REQUIRED WORK >>
Set down each record below precisely, skipping the pictures.

━━━━━━━━━━━━━━━━

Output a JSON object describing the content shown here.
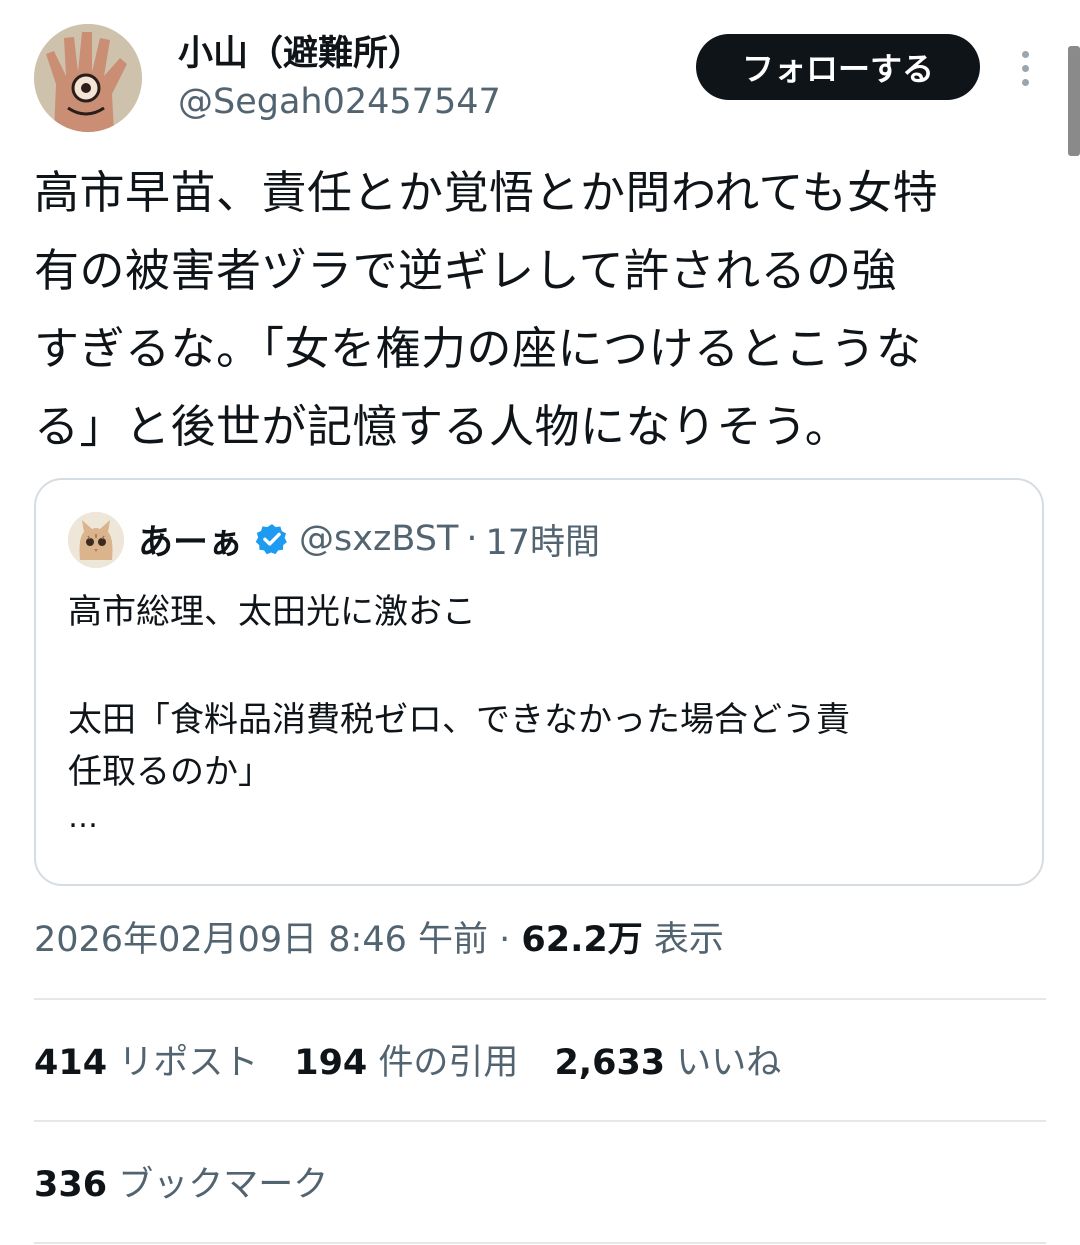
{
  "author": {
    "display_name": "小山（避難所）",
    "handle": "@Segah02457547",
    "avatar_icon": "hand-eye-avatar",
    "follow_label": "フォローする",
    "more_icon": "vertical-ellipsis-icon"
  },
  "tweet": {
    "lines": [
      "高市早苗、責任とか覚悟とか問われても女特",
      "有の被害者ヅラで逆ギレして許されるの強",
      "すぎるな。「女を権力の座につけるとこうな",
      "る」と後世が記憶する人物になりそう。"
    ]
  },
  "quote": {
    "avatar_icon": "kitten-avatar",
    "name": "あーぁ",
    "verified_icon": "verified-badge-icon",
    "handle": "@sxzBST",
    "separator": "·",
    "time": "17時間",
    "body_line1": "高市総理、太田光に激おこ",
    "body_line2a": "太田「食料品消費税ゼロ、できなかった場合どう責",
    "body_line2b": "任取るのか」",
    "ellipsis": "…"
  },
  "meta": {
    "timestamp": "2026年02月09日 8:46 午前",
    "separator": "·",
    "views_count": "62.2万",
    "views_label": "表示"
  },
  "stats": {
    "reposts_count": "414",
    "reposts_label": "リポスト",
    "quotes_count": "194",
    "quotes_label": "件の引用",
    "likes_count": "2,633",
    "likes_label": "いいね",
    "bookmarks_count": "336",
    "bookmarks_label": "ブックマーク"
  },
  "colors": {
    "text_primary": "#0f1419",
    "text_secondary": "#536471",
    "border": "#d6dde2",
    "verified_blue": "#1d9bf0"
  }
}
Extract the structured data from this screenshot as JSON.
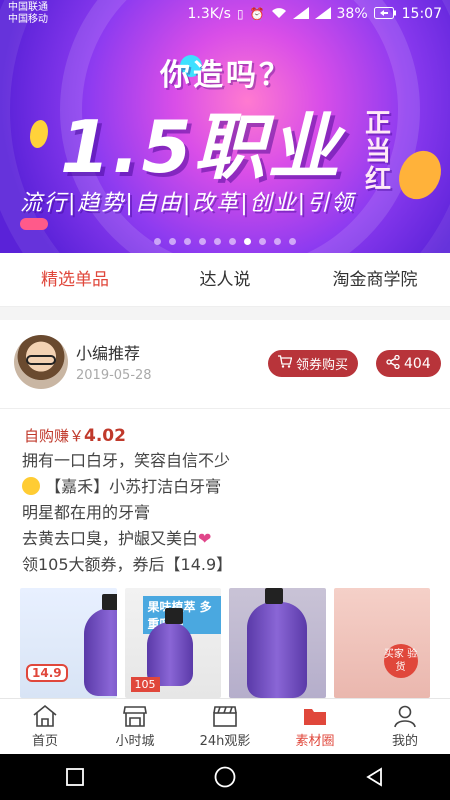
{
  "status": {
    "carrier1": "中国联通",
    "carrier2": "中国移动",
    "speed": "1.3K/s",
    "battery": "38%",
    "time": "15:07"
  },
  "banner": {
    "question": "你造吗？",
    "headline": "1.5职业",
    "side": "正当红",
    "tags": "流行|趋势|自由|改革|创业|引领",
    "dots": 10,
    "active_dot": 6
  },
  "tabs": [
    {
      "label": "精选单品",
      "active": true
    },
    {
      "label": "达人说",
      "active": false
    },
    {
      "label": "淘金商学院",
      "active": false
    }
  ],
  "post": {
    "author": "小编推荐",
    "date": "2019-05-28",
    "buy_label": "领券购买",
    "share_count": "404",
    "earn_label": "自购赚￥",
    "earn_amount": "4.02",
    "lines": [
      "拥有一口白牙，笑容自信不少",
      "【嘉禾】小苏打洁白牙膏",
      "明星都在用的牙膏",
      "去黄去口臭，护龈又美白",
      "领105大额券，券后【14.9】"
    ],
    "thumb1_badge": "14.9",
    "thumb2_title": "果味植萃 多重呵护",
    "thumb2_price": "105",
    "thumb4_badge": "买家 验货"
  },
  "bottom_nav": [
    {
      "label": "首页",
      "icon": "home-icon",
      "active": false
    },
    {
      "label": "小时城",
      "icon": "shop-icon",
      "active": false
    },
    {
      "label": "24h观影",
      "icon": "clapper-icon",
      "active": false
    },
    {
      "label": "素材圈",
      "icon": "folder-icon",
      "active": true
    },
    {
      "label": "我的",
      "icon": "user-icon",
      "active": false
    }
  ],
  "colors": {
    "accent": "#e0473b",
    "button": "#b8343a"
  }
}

━━━━━━━━━━━━━━━━

TASK RESULT >>
Output a JSON object describing the content shown here.
{
  "author": {
    "display_name": "小山（避難所）",
    "handle": "@Segah02457547",
    "avatar_icon": "hand-eye-avatar",
    "follow_label": "フォローする",
    "more_icon": "vertical-ellipsis-icon"
  },
  "tweet": {
    "lines": [
      "高市早苗、責任とか覚悟とか問われても女特",
      "有の被害者ヅラで逆ギレして許されるの強",
      "すぎるな。「女を権力の座につけるとこうな",
      "る」と後世が記憶する人物になりそう。"
    ]
  },
  "quote": {
    "avatar_icon": "kitten-avatar",
    "name": "あーぁ",
    "verified_icon": "verified-badge-icon",
    "handle": "@sxzBST",
    "separator": "·",
    "time": "17時間",
    "body_line1": "高市総理、太田光に激おこ",
    "body_line2a": "太田「食料品消費税ゼロ、できなかった場合どう責",
    "body_line2b": "任取るのか」",
    "ellipsis": "…"
  },
  "meta": {
    "timestamp": "2026年02月09日 8:46 午前",
    "separator": "·",
    "views_count": "62.2万",
    "views_label": "表示"
  },
  "stats": {
    "reposts_count": "414",
    "reposts_label": "リポスト",
    "quotes_count": "194",
    "quotes_label": "件の引用",
    "likes_count": "2,633",
    "likes_label": "いいね",
    "bookmarks_count": "336",
    "bookmarks_label": "ブックマーク"
  },
  "colors": {
    "text_primary": "#0f1419",
    "text_secondary": "#536471",
    "border": "#d6dde2",
    "verified_blue": "#1d9bf0"
  }
}
Extract the structured data from this screenshot as JSON.
{
  "status": {
    "carrier1": "中国联通",
    "carrier2": "中国移动",
    "speed": "1.3K/s",
    "battery": "38%",
    "time": "15:07"
  },
  "banner": {
    "question": "你造吗？",
    "headline": "1.5职业",
    "side": "正当红",
    "tags": "流行|趋势|自由|改革|创业|引领",
    "dots": 10,
    "active_dot": 6
  },
  "tabs": [
    {
      "label": "精选单品",
      "active": true
    },
    {
      "label": "达人说",
      "active": false
    },
    {
      "label": "淘金商学院",
      "active": false
    }
  ],
  "post": {
    "author": "小编推荐",
    "date": "2019-05-28",
    "buy_label": "领券购买",
    "share_count": "404",
    "earn_label": "自购赚￥",
    "earn_amount": "4.02",
    "lines": [
      "拥有一口白牙，笑容自信不少",
      "【嘉禾】小苏打洁白牙膏",
      "明星都在用的牙膏",
      "去黄去口臭，护龈又美白",
      "领105大额券，券后【14.9】"
    ],
    "thumb1_badge": "14.9",
    "thumb2_title": "果味植萃 多重呵护",
    "thumb2_price": "105",
    "thumb4_badge": "买家 验货"
  },
  "bottom_nav": [
    {
      "label": "首页",
      "icon": "home-icon",
      "active": false
    },
    {
      "label": "小时城",
      "icon": "shop-icon",
      "active": false
    },
    {
      "label": "24h观影",
      "icon": "clapper-icon",
      "active": false
    },
    {
      "label": "素材圈",
      "icon": "folder-icon",
      "active": true
    },
    {
      "label": "我的",
      "icon": "user-icon",
      "active": false
    }
  ],
  "colors": {
    "accent": "#e0473b",
    "button": "#b8343a"
  }
}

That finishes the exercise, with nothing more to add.